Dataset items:
________________________

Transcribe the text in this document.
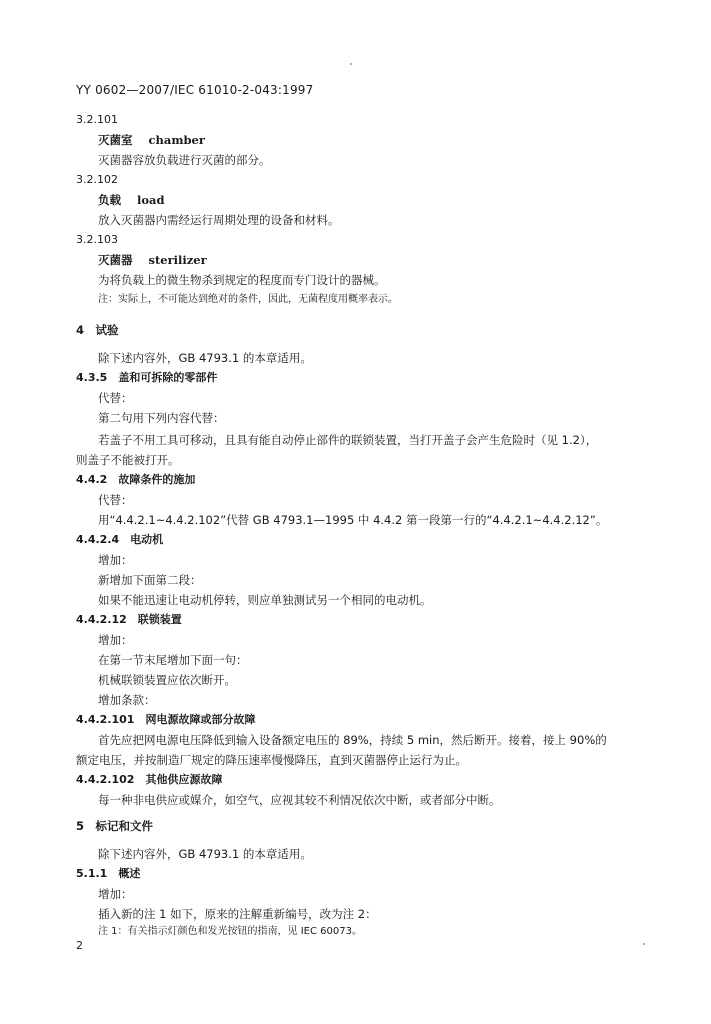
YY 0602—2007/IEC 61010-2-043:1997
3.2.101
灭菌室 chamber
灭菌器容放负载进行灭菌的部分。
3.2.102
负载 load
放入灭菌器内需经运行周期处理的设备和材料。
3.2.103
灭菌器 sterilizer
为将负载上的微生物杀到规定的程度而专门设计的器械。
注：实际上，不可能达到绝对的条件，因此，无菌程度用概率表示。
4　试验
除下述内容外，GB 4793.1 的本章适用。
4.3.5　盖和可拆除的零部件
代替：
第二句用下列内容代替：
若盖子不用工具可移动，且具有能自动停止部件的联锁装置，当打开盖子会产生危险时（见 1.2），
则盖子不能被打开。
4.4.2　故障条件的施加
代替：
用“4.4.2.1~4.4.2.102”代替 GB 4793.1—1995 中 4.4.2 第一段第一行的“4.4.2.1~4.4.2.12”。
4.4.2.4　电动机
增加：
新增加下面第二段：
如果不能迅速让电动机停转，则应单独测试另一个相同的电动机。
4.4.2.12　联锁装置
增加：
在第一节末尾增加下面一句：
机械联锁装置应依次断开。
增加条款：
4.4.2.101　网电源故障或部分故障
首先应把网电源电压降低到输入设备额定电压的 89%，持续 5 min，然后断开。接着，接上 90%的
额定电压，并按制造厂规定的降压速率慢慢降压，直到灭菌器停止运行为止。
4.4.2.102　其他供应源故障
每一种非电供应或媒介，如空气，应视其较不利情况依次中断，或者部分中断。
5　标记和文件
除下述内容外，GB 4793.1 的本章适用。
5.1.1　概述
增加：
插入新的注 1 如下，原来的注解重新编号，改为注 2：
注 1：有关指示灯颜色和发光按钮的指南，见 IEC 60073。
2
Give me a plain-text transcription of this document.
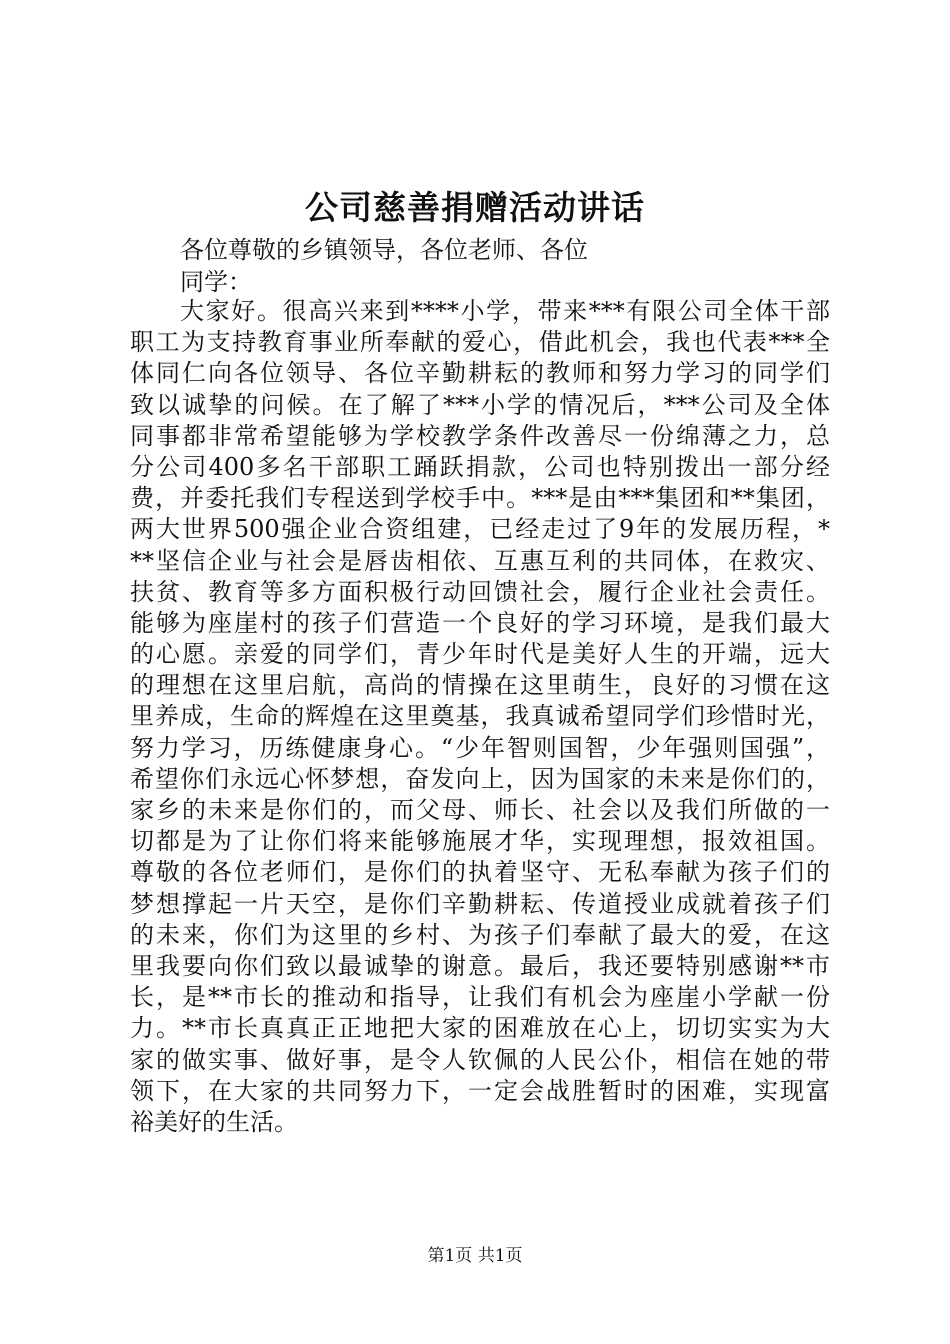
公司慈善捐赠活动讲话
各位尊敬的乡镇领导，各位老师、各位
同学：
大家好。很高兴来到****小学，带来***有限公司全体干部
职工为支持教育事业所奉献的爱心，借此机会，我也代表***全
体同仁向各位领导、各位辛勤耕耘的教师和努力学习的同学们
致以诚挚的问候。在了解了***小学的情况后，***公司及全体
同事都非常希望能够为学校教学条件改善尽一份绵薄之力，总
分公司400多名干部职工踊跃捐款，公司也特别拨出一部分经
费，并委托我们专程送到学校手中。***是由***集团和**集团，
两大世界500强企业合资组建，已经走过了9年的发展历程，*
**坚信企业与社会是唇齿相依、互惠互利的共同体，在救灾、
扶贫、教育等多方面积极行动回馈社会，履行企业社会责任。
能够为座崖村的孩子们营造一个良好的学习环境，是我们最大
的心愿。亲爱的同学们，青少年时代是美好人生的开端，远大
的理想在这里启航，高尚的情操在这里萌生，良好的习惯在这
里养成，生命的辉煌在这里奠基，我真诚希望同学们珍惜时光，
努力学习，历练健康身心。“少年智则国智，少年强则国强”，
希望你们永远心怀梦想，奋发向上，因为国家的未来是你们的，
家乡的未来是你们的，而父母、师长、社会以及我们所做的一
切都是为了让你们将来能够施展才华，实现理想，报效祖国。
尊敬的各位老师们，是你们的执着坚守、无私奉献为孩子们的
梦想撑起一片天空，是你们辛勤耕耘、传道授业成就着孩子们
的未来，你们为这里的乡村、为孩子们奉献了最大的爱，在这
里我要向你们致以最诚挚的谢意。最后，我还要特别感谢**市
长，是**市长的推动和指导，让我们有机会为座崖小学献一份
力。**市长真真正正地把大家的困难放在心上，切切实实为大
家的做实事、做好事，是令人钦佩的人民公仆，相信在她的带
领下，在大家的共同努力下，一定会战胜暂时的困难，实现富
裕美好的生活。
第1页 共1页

________________________

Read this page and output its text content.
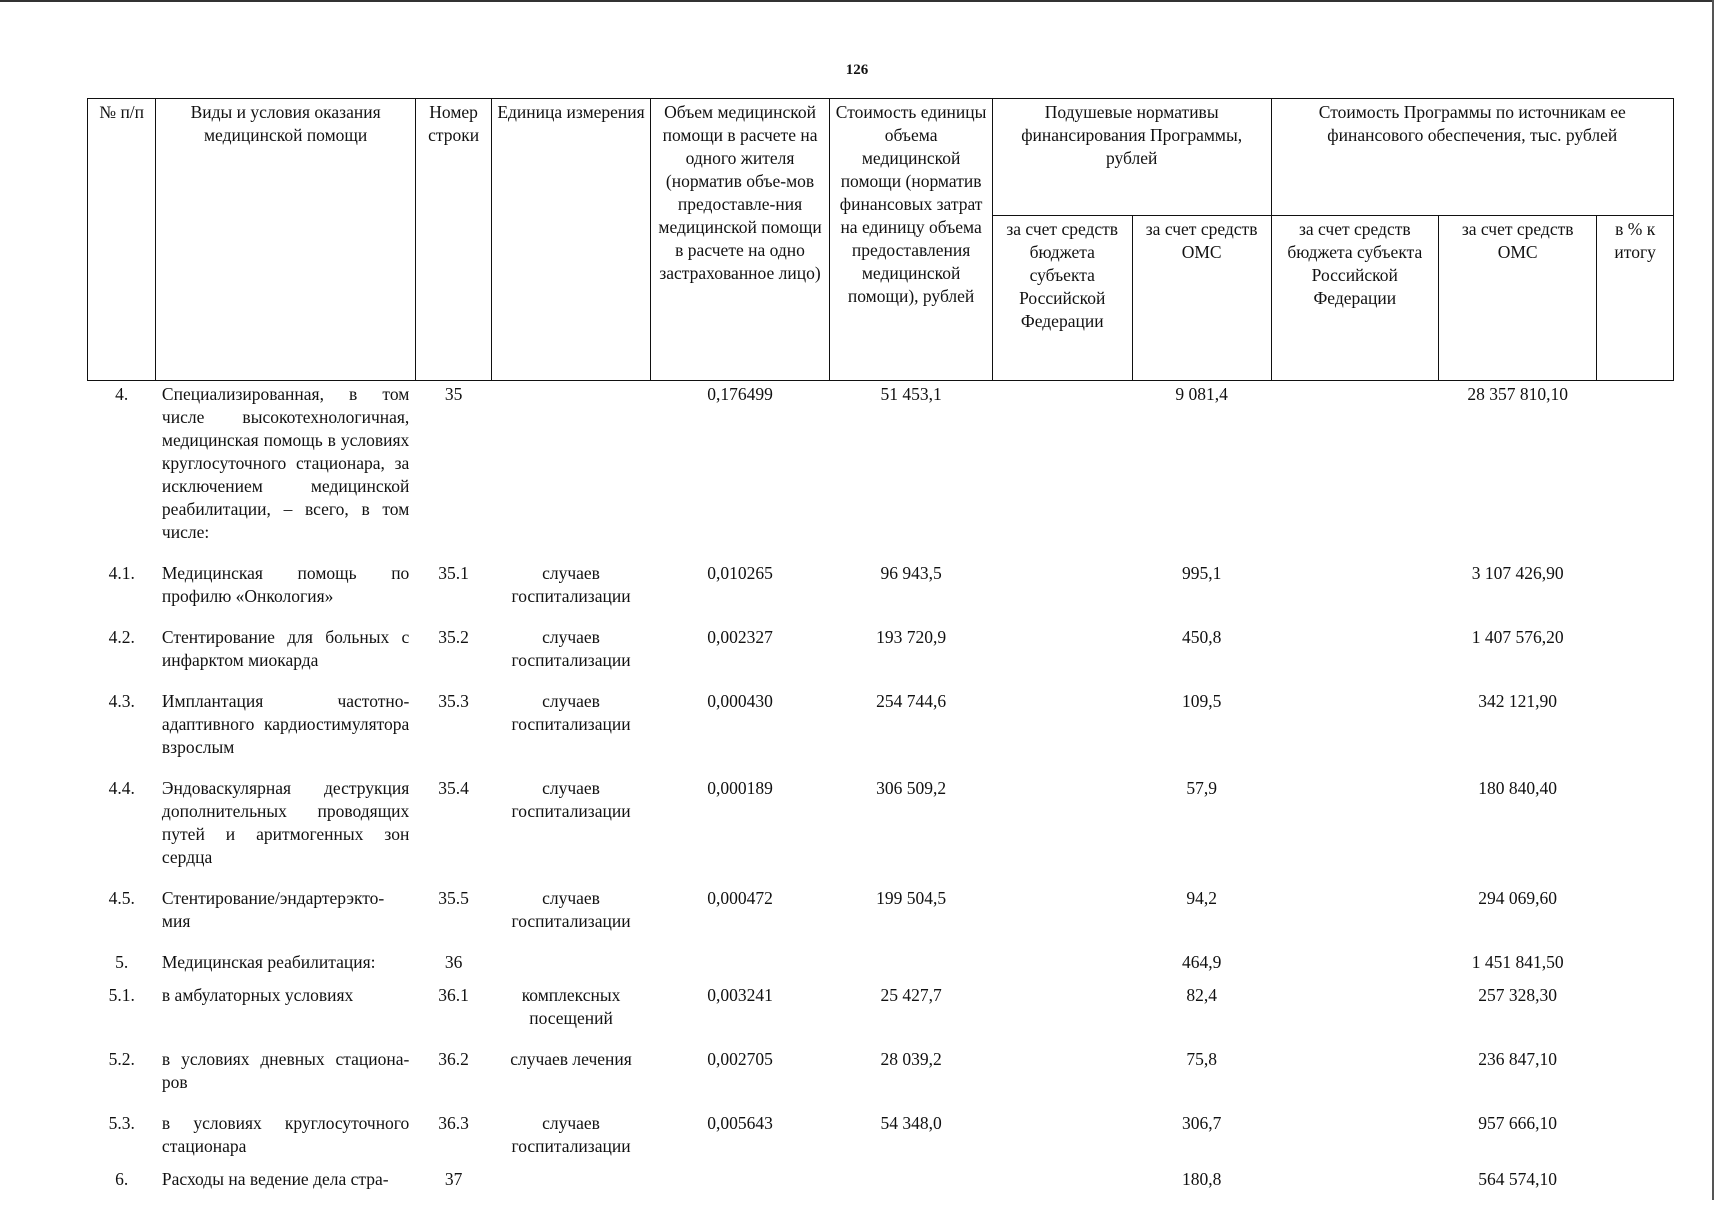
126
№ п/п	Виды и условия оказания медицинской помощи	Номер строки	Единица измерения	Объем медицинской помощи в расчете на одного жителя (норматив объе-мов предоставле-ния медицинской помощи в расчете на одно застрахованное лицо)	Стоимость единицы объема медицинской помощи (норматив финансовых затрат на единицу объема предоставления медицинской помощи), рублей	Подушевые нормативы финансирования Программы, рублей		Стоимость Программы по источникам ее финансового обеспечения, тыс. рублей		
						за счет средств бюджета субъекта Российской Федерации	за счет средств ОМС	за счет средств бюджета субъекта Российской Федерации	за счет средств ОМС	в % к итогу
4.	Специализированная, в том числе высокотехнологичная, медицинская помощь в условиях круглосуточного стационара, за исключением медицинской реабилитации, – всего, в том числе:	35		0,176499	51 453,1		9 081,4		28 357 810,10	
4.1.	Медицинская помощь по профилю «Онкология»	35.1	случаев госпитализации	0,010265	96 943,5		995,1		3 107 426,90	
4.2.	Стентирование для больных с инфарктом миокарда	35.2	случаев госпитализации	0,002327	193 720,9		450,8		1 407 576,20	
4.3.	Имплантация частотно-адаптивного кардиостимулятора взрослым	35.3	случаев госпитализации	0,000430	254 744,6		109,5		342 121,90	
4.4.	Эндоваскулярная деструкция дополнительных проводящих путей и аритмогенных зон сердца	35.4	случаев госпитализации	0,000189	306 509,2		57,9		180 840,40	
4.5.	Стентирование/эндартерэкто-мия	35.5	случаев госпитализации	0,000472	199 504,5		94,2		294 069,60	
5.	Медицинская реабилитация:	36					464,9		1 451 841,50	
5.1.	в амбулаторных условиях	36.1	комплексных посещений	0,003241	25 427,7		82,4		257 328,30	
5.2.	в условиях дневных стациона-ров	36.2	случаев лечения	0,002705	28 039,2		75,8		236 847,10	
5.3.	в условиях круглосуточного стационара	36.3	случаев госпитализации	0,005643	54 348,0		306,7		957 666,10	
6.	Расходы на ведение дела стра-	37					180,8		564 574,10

________________________

● Job:
Pull out all lines from the entries above in which the word "text" appears.

● The response:
Transcribe the text in this document.
Give me a plain-text transcription of this document.
Read this page and output its text content.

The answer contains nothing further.